• **THE EXERCISE**
Gather all lines with the word "countries" in them.
▽
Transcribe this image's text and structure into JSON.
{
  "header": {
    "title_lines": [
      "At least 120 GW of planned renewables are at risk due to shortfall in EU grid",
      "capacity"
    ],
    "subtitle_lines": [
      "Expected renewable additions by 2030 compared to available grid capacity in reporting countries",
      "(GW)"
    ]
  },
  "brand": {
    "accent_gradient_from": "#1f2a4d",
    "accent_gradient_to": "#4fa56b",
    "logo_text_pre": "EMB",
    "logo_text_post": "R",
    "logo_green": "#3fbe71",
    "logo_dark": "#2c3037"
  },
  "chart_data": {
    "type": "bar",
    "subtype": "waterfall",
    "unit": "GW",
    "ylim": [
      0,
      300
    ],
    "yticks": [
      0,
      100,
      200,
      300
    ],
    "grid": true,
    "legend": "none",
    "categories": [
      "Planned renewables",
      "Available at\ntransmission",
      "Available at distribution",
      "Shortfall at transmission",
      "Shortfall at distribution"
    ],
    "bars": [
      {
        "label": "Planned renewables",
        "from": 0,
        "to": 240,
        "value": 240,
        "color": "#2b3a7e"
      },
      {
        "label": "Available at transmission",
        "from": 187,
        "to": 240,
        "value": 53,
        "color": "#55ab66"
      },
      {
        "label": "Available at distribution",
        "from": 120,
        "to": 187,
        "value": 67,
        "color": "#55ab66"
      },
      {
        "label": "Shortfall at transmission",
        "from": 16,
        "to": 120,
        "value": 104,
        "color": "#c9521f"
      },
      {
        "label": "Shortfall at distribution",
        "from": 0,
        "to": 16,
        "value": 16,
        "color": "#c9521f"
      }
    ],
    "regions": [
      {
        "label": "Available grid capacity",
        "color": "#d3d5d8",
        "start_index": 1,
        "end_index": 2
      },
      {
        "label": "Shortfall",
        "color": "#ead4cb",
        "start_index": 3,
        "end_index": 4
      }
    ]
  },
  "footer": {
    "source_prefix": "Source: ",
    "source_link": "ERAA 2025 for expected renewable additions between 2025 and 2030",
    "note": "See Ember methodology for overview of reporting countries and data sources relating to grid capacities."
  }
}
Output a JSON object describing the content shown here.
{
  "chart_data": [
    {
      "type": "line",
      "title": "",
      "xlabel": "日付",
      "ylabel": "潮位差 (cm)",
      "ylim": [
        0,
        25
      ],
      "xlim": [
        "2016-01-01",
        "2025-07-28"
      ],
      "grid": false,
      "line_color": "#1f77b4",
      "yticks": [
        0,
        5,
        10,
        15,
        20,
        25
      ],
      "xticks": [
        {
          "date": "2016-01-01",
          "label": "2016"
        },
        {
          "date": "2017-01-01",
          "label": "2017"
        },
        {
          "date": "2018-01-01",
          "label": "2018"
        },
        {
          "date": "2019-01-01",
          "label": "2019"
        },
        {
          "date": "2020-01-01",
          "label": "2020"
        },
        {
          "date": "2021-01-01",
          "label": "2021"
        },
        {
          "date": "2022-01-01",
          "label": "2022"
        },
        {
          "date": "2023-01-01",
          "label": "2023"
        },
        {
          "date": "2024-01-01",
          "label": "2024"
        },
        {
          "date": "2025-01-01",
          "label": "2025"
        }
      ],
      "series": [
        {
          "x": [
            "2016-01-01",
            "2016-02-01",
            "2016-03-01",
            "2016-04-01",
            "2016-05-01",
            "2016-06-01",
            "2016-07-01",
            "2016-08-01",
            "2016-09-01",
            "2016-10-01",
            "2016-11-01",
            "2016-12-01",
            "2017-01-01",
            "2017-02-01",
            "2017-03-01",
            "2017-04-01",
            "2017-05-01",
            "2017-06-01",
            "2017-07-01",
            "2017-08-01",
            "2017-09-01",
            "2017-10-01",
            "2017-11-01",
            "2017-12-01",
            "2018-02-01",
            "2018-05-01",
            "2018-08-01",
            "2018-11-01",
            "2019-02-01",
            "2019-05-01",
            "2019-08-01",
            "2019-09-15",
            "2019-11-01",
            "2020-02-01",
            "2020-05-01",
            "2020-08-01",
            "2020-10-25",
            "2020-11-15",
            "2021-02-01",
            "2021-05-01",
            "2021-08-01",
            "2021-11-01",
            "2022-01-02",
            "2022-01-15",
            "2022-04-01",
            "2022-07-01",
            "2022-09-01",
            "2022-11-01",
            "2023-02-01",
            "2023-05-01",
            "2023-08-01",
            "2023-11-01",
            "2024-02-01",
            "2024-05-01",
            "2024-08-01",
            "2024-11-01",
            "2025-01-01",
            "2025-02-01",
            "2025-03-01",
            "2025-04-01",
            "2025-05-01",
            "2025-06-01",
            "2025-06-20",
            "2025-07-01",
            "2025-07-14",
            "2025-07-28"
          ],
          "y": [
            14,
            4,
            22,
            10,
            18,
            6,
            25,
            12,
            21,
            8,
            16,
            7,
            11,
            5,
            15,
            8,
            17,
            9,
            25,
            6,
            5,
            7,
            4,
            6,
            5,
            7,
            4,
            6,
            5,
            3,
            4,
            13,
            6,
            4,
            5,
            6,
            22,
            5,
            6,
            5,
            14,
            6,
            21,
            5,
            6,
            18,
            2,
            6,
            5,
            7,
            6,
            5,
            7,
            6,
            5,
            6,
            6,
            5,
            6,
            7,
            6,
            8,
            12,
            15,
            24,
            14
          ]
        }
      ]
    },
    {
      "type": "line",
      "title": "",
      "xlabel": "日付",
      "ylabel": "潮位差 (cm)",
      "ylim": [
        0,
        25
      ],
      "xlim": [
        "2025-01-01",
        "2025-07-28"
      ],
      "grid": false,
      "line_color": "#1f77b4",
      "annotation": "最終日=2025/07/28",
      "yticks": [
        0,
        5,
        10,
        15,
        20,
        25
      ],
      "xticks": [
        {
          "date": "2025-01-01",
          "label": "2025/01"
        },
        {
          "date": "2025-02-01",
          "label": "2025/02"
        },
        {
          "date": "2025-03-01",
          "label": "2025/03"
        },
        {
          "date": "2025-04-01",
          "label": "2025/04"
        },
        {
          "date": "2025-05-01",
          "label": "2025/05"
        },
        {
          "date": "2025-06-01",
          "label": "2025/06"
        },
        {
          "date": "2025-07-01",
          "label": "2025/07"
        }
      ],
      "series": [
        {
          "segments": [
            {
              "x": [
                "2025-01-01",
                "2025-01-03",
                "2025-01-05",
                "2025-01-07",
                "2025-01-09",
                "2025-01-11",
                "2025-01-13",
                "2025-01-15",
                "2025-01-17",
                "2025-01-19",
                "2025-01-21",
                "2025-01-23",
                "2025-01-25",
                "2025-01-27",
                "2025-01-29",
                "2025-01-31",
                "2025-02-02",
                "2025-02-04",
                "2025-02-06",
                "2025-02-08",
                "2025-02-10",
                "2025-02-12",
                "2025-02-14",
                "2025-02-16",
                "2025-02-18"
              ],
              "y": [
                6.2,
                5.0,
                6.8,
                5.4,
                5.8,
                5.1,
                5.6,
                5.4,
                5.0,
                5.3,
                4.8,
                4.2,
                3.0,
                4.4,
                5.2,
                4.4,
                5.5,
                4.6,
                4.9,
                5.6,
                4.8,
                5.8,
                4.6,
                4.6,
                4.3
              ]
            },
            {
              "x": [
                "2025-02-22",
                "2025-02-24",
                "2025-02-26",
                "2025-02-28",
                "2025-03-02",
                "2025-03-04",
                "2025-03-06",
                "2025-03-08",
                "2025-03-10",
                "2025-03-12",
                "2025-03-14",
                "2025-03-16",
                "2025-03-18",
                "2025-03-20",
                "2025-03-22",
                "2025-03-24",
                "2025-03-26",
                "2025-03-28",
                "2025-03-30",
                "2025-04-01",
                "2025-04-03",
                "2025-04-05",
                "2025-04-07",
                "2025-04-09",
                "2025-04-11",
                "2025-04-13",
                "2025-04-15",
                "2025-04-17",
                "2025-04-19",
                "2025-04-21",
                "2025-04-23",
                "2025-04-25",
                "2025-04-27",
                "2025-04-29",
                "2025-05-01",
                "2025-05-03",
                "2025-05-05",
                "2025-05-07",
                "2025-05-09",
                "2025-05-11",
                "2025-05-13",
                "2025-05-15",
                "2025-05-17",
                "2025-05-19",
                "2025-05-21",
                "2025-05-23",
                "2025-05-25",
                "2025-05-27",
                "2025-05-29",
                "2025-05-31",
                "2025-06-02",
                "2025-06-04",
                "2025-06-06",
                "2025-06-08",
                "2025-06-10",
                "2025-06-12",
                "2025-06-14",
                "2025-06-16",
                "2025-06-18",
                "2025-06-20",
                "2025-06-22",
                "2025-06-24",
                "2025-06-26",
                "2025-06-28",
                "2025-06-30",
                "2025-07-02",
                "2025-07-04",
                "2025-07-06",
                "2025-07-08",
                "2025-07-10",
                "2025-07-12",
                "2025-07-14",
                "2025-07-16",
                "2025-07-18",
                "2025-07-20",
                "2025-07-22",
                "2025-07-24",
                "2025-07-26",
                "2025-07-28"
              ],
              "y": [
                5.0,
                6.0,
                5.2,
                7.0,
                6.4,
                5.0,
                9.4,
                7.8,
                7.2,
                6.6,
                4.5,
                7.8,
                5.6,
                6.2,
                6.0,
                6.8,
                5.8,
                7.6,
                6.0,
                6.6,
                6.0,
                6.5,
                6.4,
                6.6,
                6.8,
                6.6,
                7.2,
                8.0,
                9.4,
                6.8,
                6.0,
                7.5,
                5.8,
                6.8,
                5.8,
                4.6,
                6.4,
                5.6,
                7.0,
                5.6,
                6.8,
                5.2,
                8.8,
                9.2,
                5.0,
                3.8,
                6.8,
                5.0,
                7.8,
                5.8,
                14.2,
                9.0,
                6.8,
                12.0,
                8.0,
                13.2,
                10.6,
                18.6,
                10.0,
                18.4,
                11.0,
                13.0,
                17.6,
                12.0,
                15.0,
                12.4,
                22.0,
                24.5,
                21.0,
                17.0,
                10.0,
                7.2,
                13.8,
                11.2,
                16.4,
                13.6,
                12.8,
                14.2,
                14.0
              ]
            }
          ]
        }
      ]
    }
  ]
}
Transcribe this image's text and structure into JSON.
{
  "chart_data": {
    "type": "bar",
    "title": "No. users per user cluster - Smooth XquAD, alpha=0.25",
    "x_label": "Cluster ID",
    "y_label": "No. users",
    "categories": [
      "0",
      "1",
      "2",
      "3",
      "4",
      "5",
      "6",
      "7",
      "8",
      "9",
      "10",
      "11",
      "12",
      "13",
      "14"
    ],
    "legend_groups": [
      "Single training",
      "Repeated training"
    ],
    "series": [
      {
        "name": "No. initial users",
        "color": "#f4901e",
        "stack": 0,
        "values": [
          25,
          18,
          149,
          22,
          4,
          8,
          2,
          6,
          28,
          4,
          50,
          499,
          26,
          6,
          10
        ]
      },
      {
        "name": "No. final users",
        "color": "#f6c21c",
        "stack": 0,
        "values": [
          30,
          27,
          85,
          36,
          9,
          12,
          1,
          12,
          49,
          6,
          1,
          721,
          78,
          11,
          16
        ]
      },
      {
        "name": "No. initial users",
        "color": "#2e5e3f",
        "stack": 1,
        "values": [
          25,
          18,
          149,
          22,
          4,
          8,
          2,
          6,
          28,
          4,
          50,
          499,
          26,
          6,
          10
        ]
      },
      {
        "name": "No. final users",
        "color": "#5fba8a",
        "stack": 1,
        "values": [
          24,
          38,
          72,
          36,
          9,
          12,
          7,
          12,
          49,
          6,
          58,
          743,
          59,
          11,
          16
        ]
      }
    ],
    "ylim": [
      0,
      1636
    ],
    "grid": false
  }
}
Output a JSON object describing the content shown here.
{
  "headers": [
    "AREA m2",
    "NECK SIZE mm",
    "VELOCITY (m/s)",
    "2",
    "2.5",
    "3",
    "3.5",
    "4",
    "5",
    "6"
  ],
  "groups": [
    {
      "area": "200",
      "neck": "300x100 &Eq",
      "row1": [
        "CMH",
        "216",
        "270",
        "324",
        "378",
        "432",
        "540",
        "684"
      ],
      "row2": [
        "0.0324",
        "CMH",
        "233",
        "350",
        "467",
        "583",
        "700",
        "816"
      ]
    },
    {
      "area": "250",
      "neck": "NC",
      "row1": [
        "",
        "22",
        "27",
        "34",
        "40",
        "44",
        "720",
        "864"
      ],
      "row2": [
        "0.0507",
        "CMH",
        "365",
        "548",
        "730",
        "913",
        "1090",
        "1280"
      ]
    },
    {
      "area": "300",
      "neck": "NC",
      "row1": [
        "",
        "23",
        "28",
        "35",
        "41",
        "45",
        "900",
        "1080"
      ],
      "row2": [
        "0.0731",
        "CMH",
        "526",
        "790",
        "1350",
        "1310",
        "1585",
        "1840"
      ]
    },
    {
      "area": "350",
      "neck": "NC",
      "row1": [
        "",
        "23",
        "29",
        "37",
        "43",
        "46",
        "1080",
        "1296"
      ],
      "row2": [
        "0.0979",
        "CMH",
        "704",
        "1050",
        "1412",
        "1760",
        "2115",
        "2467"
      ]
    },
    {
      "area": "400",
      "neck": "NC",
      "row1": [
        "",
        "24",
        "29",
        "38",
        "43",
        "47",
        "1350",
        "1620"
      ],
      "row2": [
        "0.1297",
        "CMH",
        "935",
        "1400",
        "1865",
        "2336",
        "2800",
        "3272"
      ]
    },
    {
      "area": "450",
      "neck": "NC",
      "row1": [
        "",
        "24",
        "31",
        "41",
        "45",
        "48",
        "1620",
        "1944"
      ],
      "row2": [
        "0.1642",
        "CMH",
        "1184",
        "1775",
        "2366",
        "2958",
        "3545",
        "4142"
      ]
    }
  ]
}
△
• **COMPLETE RESPONSE**
      "Expected renewable additions by 2030 compared to available grid capacity in reporting countries",
    "note": "See Ember methodology for overview of reporting countries and data sources relating to grid capacities."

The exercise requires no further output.